Saved data entries:
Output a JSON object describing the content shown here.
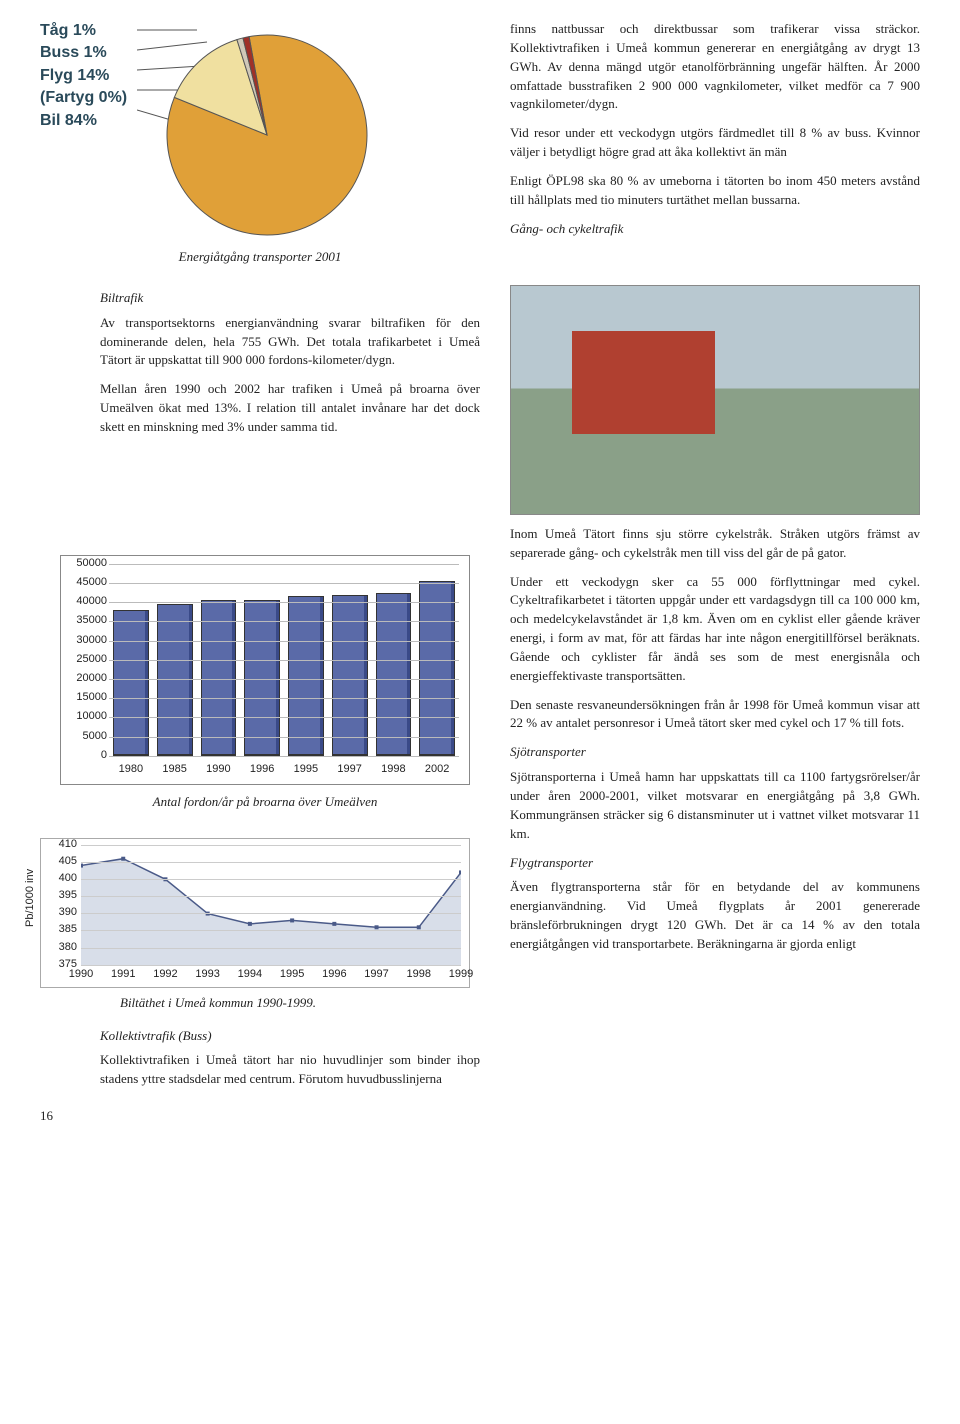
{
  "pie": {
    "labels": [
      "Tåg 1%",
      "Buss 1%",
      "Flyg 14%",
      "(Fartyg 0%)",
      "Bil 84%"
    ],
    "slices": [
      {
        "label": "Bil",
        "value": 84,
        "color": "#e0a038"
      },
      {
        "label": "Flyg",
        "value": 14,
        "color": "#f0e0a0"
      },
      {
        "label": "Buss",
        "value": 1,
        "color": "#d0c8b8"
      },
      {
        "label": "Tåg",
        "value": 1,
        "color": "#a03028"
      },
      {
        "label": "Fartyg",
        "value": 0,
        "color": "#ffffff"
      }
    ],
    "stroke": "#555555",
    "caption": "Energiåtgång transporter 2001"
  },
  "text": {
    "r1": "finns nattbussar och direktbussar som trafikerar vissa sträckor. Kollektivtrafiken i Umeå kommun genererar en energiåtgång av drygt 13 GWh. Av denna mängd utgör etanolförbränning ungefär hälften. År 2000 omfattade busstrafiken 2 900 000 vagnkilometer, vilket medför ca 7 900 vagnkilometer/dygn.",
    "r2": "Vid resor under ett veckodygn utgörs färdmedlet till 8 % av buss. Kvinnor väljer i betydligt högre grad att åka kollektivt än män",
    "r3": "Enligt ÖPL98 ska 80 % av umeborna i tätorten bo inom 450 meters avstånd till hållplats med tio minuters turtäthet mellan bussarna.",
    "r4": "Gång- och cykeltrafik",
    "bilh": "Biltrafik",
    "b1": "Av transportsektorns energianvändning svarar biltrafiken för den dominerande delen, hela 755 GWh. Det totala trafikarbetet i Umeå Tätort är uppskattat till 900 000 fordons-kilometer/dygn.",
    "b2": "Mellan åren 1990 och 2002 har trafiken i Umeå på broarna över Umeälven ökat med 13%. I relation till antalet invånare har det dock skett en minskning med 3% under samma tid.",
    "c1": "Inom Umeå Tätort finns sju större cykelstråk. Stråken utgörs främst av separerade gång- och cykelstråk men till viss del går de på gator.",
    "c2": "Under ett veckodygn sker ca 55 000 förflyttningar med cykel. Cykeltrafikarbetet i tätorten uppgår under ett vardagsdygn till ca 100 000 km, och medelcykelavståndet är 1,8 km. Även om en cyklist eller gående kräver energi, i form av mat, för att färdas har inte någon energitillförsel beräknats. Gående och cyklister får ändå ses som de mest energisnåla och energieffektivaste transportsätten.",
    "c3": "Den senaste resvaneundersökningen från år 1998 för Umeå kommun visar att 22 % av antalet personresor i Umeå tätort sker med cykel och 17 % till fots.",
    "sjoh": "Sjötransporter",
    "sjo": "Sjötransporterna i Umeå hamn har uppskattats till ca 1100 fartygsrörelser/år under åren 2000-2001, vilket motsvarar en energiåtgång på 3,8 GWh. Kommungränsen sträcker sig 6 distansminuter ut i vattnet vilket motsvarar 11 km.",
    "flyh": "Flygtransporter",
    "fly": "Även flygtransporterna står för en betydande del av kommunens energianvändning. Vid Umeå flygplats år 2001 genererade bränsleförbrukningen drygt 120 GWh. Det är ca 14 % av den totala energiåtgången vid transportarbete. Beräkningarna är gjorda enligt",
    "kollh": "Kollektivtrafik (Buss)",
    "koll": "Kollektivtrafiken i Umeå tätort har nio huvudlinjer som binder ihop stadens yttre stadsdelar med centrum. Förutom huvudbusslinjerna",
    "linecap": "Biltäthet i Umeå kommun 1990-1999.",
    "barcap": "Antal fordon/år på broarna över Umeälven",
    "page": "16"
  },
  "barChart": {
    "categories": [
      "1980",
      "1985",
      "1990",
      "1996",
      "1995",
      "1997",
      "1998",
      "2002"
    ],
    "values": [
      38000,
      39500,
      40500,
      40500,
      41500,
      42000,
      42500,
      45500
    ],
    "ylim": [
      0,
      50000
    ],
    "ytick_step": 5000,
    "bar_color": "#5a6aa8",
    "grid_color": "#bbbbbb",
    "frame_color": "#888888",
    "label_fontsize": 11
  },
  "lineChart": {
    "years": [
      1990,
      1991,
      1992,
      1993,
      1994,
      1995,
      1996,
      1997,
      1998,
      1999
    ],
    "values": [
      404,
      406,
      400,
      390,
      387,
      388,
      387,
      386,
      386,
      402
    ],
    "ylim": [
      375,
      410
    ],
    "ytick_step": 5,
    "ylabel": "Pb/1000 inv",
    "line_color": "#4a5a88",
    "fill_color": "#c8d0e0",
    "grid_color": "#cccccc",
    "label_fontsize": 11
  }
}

**Given exercise**. Write out all the entries word for word, but skip any images.

**Exercise solution**.
Output a JSON object describing the content shown here.
{
  "pie": {
    "labels": [
      "Tåg 1%",
      "Buss 1%",
      "Flyg 14%",
      "(Fartyg 0%)",
      "Bil 84%"
    ],
    "slices": [
      {
        "label": "Bil",
        "value": 84,
        "color": "#e0a038"
      },
      {
        "label": "Flyg",
        "value": 14,
        "color": "#f0e0a0"
      },
      {
        "label": "Buss",
        "value": 1,
        "color": "#d0c8b8"
      },
      {
        "label": "Tåg",
        "value": 1,
        "color": "#a03028"
      },
      {
        "label": "Fartyg",
        "value": 0,
        "color": "#ffffff"
      }
    ],
    "stroke": "#555555",
    "caption": "Energiåtgång transporter 2001"
  },
  "text": {
    "r1": "finns nattbussar och direktbussar som trafikerar vissa sträckor. Kollektivtrafiken i Umeå kommun genererar en energiåtgång av drygt 13 GWh. Av denna mängd utgör etanolförbränning ungefär hälften. År 2000 omfattade busstrafiken 2 900 000 vagnkilometer, vilket medför ca 7 900 vagnkilometer/dygn.",
    "r2": "Vid resor under ett veckodygn utgörs färdmedlet till 8 % av buss. Kvinnor väljer i betydligt högre grad att åka kollektivt än män",
    "r3": "Enligt ÖPL98 ska 80 % av umeborna i tätorten bo inom 450 meters avstånd till hållplats med tio minuters turtäthet mellan bussarna.",
    "r4": "Gång- och cykeltrafik",
    "bilh": "Biltrafik",
    "b1": "Av transportsektorns energianvändning svarar biltrafiken för den dominerande delen, hela 755 GWh. Det totala trafikarbetet i Umeå Tätort är uppskattat till 900 000 fordons-kilometer/dygn.",
    "b2": "Mellan åren 1990 och 2002 har trafiken i Umeå på broarna över Umeälven ökat med 13%. I relation till antalet invånare har det dock skett en minskning med 3% under samma tid.",
    "c1": "Inom Umeå Tätort finns sju större cykelstråk. Stråken utgörs främst av separerade gång- och cykelstråk men till viss del går de på gator.",
    "c2": "Under ett veckodygn sker ca 55 000 förflyttningar med cykel. Cykeltrafikarbetet i tätorten uppgår under ett vardagsdygn till ca 100 000 km, och medelcykelavståndet är 1,8 km. Även om en cyklist eller gående kräver energi, i form av mat, för att färdas har inte någon energitillförsel beräknats. Gående och cyklister får ändå ses som de mest energisnåla och energieffektivaste transportsätten.",
    "c3": "Den senaste resvaneundersökningen från år 1998 för Umeå kommun visar att 22 % av antalet personresor i Umeå tätort sker med cykel och 17 % till fots.",
    "sjoh": "Sjötransporter",
    "sjo": "Sjötransporterna i Umeå hamn har uppskattats till ca 1100 fartygsrörelser/år under åren 2000-2001, vilket motsvarar en energiåtgång på 3,8 GWh. Kommungränsen sträcker sig 6 distansminuter ut i vattnet vilket motsvarar 11 km.",
    "flyh": "Flygtransporter",
    "fly": "Även flygtransporterna står för en betydande del av kommunens energianvändning. Vid Umeå flygplats år 2001 genererade bränsleförbrukningen drygt 120 GWh. Det är ca 14 % av den totala energiåtgången vid transportarbete. Beräkningarna är gjorda enligt",
    "kollh": "Kollektivtrafik (Buss)",
    "koll": "Kollektivtrafiken i Umeå tätort har nio huvudlinjer som binder ihop stadens yttre stadsdelar med centrum. Förutom huvudbusslinjerna",
    "linecap": "Biltäthet i Umeå kommun 1990-1999.",
    "barcap": "Antal fordon/år på broarna över Umeälven",
    "page": "16"
  },
  "barChart": {
    "categories": [
      "1980",
      "1985",
      "1990",
      "1996",
      "1995",
      "1997",
      "1998",
      "2002"
    ],
    "values": [
      38000,
      39500,
      40500,
      40500,
      41500,
      42000,
      42500,
      45500
    ],
    "ylim": [
      0,
      50000
    ],
    "ytick_step": 5000,
    "bar_color": "#5a6aa8",
    "grid_color": "#bbbbbb",
    "frame_color": "#888888",
    "label_fontsize": 11
  },
  "lineChart": {
    "years": [
      1990,
      1991,
      1992,
      1993,
      1994,
      1995,
      1996,
      1997,
      1998,
      1999
    ],
    "values": [
      404,
      406,
      400,
      390,
      387,
      388,
      387,
      386,
      386,
      402
    ],
    "ylim": [
      375,
      410
    ],
    "ytick_step": 5,
    "ylabel": "Pb/1000 inv",
    "line_color": "#4a5a88",
    "fill_color": "#c8d0e0",
    "grid_color": "#cccccc",
    "label_fontsize": 11
  }
}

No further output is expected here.